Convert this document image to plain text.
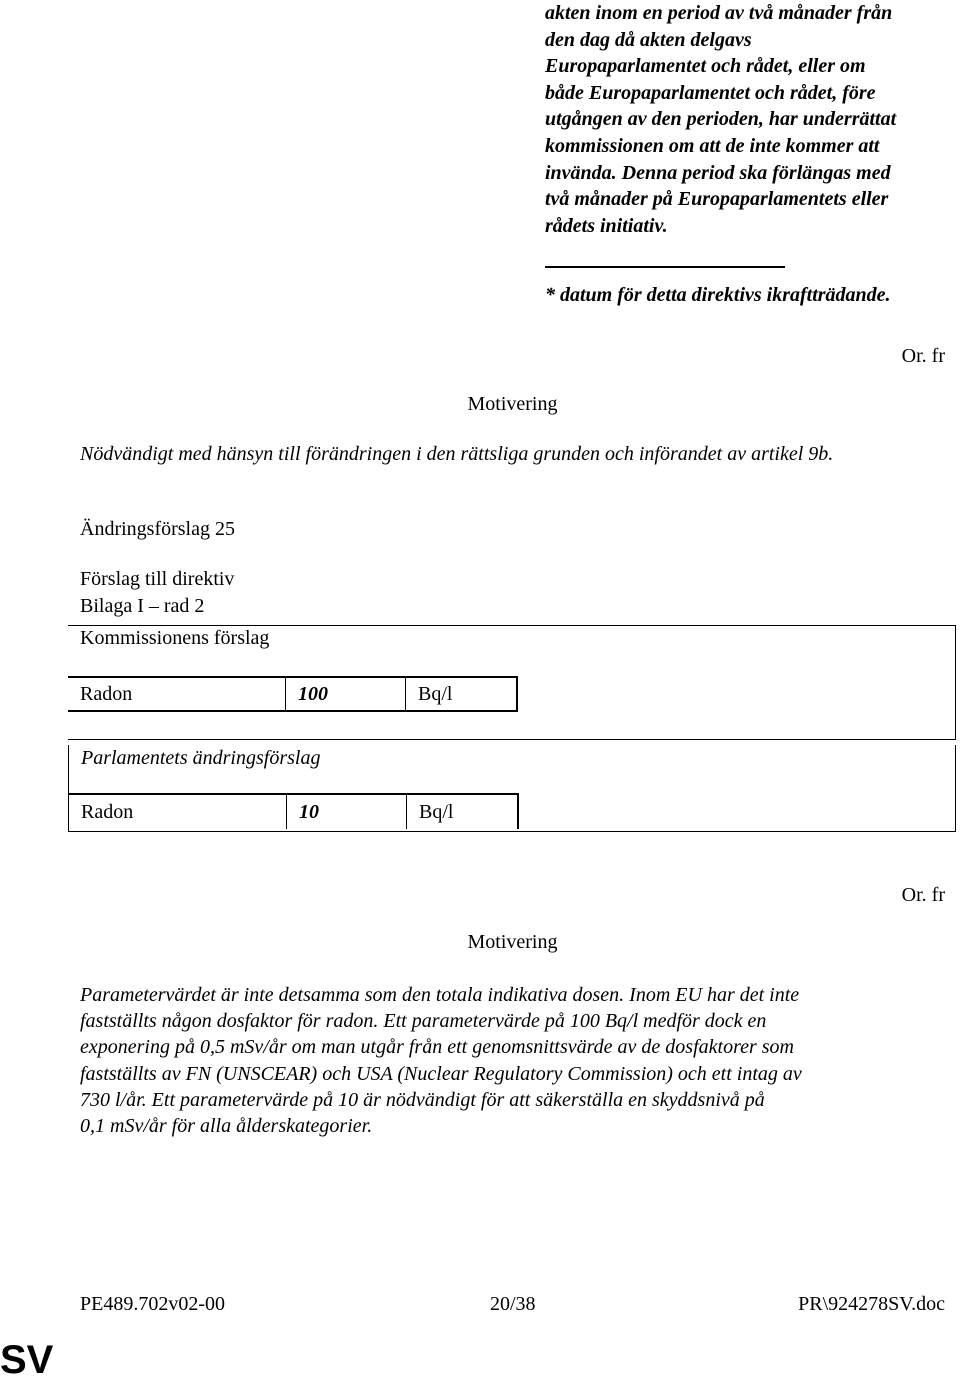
akten inom en period av två månader från
den dag då akten delgavs
Europaparlamentet och rådet, eller om
både Europaparlamentet och rådet, före
utgången av den perioden, har underrättat
kommissionen om att de inte kommer att
invända. Denna period ska förlängas med
två månader på Europaparlamentets eller
rådets initiativ.
* datum för detta direktivs ikraftträdande.
Or. fr
Motivering
Nödvändigt med hänsyn till förändringen i den rättsliga grunden och införandet av artikel 9b.
Ändringsförslag 25
Förslag till direktiv
Bilaga I – rad 2
Kommissionens förslag
Radon	100	Bq/l
Parlamentets ändringsförslag
Radon	10	Bq/l
Or. fr
Motivering
Parametervärdet är inte detsamma som den totala indikativa dosen. Inom EU har det inte
fastställts någon dosfaktor för radon. Ett parametervärde på 100 Bq/l medför dock en
exponering på 0,5 mSv/år om man utgår från ett genomsnittsvärde av de dosfaktorer som
fastställts av FN (UNSCEAR) och USA (Nuclear Regulatory Commission) och ett intag av
730 l/år. Ett parametervärde på 10 är nödvändigt för att säkerställa en skyddsnivå på
0,1 mSv/år för alla ålderskategorier.
PE489.702v02-00	20/38	PR\924278SV.doc
SV
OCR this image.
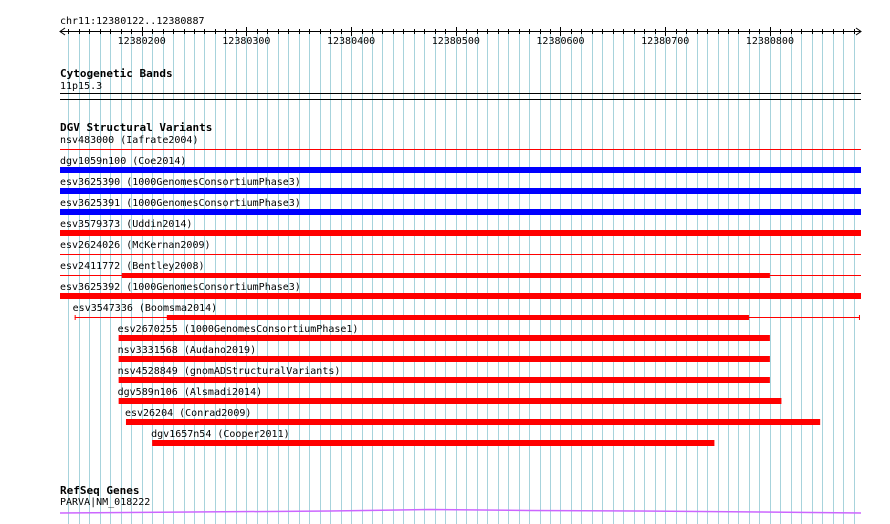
chr11:12380122..12380887
12380200	12380300	12380400	12380500	12380600	12380700	12380800
Cytogenetic Bands
11p15.3
DGV Structural Variants
nsv483000 (Iafrate2004)
dgv1059n100 (Coe2014)
esv3625390 (1000GenomesConsortiumPhase3)
esv3625391 (1000GenomesConsortiumPhase3)
esv3579373 (Uddin2014)
esv2624026 (McKernan2009)
esv2411772 (Bentley2008)
esv3625392 (1000GenomesConsortiumPhase3)
esv3547336 (Boomsma2014)
esv2670255 (1000GenomesConsortiumPhase1)
nsv3331568 (Audano2019)
nsv4528849 (gnomADStructuralVariants)
dgv589n106 (Alsmadi2014)
esv26204 (Conrad2009)
dgv1657n54 (Cooper2011)
RefSeq Genes
PARVA|NM_018222
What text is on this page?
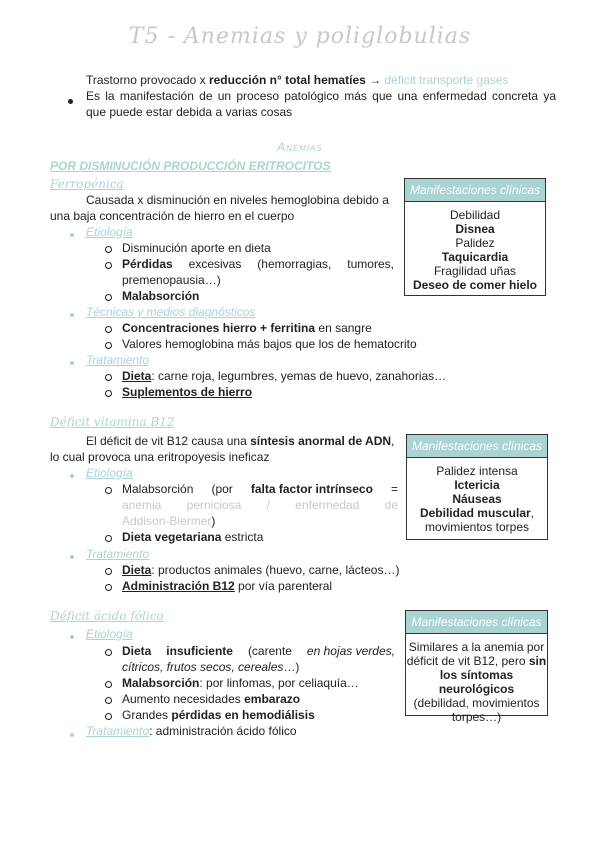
T5 - Anemias y poliglobulias
Trastorno provocado x reducción n° total hematíes → déficit transporte gases
Es la manifestación de un proceso patológico más que una enfermedad concreta ya
que puede estar debida a varias cosas
Anemias
POR DISMINUCIÓN PRODUCCIÓN ERITROCITOS
Ferropénica
Causada x disminución en niveles hemoglobina debido a
una baja concentración de hierro en el cuerpo
Etiología
Disminución aporte en dieta
Pérdidas excesivas (hemorragias, tumores,
premenopausia…)
Malabsorción
Técnicas y medios diagnósticos
Concentraciones hierro + ferritina en sangre
Valores hemoglobina más bajos que los de hematocrito
Tratamiento
Dieta: carne roja, legumbres, yemas de huevo, zanahorias…
Suplementos de hierro
Manifestaciones clínicas
Debilidad
Disnea
Palidez
Taquicardia
Fragilidad uñas
Deseo de comer hielo
Déficit vitamina B12
El déficit de vit B12 causa una síntesis anormal de ADN,
lo cual provoca una eritropoyesis ineficaz
Etiología
Malabsorción (por falta factor intrínseco =
anemia perniciosa / enfermedad de
Addison-Biermer)
Dieta vegetariana estricta
Tratamiento
Dieta: productos animales (huevo, carne, lácteos…)
Administración B12 por vía parenteral
Manifestaciones clínicas
Palidez intensa
Ictericia
Náuseas
Debilidad muscular,
movimientos torpes
Déficit ácido fólico
Etiología
Dieta insuficiente (carente en hojas verdes,
cítricos, frutos secos, cereales…)
Malabsorción: por linfomas, por celiaquía…
Aumento necesidades embarazo
Grandes pérdidas en hemodiálisis
Tratamiento: administración ácido fólico
Manifestaciones clínicas
Similares a la anemia por
déficit de vit B12, pero sin
los síntomas neurológicos
(debilidad, movimientos
torpes…)
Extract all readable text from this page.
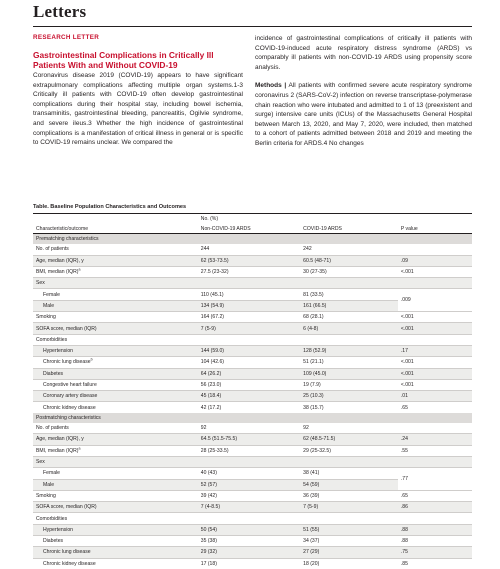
Letters
RESEARCH LETTER
Gastrointestinal Complications in Critically Ill Patients With and Without COVID-19

Coronavirus disease 2019 (COVID-19) appears to have significant extrapulmonary complications affecting multiple organ systems.1-3 Critically ill patients with COVID-19 often develop gastrointestinal complications during their hospital stay, including bowel ischemia, transaminitis, gastrointestinal bleeding, pancreatitis, Ogilvie syndrome, and severe ileus.3 Whether the high incidence of gastrointestinal complications is a manifestation of critical illness in general or is specific to COVID-19 remains unclear. We compared the

incidence of gastrointestinal complications of critically ill patients with COVID-19-induced acute respiratory distress syndrome (ARDS) vs comparably ill patients with non-COVID-19 ARDS using propensity score analysis.

Methods | All patients with confirmed severe acute respiratory syndrome coronavirus 2 (SARS-CoV-2) infection on reverse transcriptase-polymerase chain reaction who were intubated and admitted to 1 of 13 (preexistent and surge) intensive care units (ICUs) of the Massachusetts General Hospital between March 13, 2020, and May 7, 2020, were included, then matched to a cohort of patients admitted between 2018 and 2019 and meeting the Berlin criteria for ARDS.4 No changes

Table. Baseline Population Characteristics and Outcomes
	No. (%)		
Characteristic/outcome	Non-COVID-19 ARDS	COVID-19 ARDS	P value
Prematching characteristics			
No. of patients	244	242	
Age, median (IQR), y	62 (53-73.5)	60.5 (48-71)	.09
BMI, median (IQR)$^a$	27.5 (23-32)	30 (27-35)	<.001
Sex			
Female	110 (45.1)	81 (33.5)	.009
Male	134 (54.9)	161 (66.5)	
Smoking	164 (67.2)	68 (28.1)	<.001
SOFA score, median (IQR)	7 (5-9)	6 (4-8)	<.001
Comorbidities			
Hypertension	144 (59.0)	128 (52.9)	.17
Chronic lung disease$^b$	104 (42.6)	51 (21.1)	<.001
Diabetes	64 (26.2)	109 (45.0)	<.001
Congestive heart failure	56 (23.0)	19 (7.9)	<.001
Coronary artery disease	45 (18.4)	25 (10.3)	.01
Chronic kidney disease	42 (17.2)	38 (15.7)	.65
Postmatching characteristics			
No. of patients	92	92	
Age, median (IQR), y	64.5 (51.5-75.5)	62 (48.5-71.5)	.24
BMI, median (IQR)$^a$	28 (25-33.5)	29 (25-32.5)	.55
Sex			
Female	40 (43)	38 (41)	.77
Male	52 (57)	54 (59)	
Smoking	39 (42)	36 (39)	.65
SOFA score, median (IQR)	7 (4-8.5)	7 (5-9)	.86
Comorbidities			
Hypertension	50 (54)	51 (55)	.88
Diabetes	35 (38)	34 (37)	.88
Chronic lung disease	29 (32)	27 (29)	.75
Chronic kidney disease	17 (18)	18 (20)	.85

Task statement - Please show every line of the records that holds the word "till".

Answer to the exercise -
Nödvändigt med hänsyn till förändringen i den rättsliga grunden och införandet av artikel 9b.
Förslag till direktiv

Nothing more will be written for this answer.